The task: Reproduce the data below line for line, leaving out the pictures.

# START OF Data rows

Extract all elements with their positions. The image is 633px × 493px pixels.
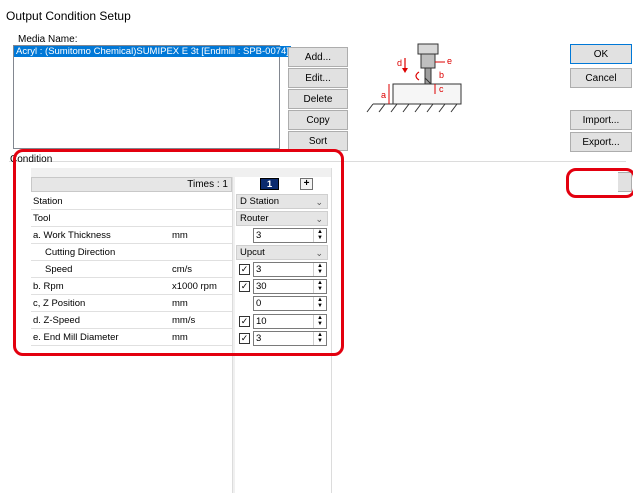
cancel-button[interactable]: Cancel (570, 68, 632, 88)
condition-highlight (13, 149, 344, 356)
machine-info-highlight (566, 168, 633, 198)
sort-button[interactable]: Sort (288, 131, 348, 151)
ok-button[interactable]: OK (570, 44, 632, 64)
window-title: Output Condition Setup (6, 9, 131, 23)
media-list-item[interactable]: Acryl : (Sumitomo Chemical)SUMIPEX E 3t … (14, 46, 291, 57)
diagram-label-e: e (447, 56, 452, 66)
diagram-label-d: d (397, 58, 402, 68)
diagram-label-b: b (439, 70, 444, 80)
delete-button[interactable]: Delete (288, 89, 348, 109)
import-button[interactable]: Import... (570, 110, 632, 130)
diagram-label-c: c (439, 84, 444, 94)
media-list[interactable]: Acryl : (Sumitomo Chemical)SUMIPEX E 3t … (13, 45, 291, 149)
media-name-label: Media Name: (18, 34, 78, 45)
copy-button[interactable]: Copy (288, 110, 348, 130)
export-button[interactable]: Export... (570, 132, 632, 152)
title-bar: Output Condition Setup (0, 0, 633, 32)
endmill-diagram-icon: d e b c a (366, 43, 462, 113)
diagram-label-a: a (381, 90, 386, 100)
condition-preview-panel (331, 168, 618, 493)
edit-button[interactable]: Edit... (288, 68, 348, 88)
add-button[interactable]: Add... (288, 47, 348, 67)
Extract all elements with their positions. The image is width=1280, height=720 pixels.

# END OF Data rows

Solution to the problem:
Extract all elements with their positions. The image is 633px × 493px pixels.
cancel-button[interactable]: Cancel (570, 68, 632, 88)
condition-highlight (13, 149, 344, 356)
machine-info-highlight (566, 168, 633, 198)
sort-button[interactable]: Sort (288, 131, 348, 151)
ok-button[interactable]: OK (570, 44, 632, 64)
window-title: Output Condition Setup (6, 9, 131, 23)
media-list-item[interactable]: Acryl : (Sumitomo Chemical)SUMIPEX E 3t … (14, 46, 291, 57)
diagram-label-e: e (447, 56, 452, 66)
diagram-label-d: d (397, 58, 402, 68)
diagram-label-b: b (439, 70, 444, 80)
delete-button[interactable]: Delete (288, 89, 348, 109)
import-button[interactable]: Import... (570, 110, 632, 130)
diagram-label-c: c (439, 84, 444, 94)
media-list[interactable]: Acryl : (Sumitomo Chemical)SUMIPEX E 3t … (13, 45, 291, 149)
media-name-label: Media Name: (18, 34, 78, 45)
copy-button[interactable]: Copy (288, 110, 348, 130)
export-button[interactable]: Export... (570, 132, 632, 152)
title-bar: Output Condition Setup (0, 0, 633, 32)
endmill-diagram-icon: d e b c a (366, 43, 462, 113)
diagram-label-a: a (381, 90, 386, 100)
condition-preview-panel (331, 168, 618, 493)
edit-button[interactable]: Edit... (288, 68, 348, 88)
add-button[interactable]: Add... (288, 47, 348, 67)
Extract all elements with their positions. The image is width=1280, height=720 pixels.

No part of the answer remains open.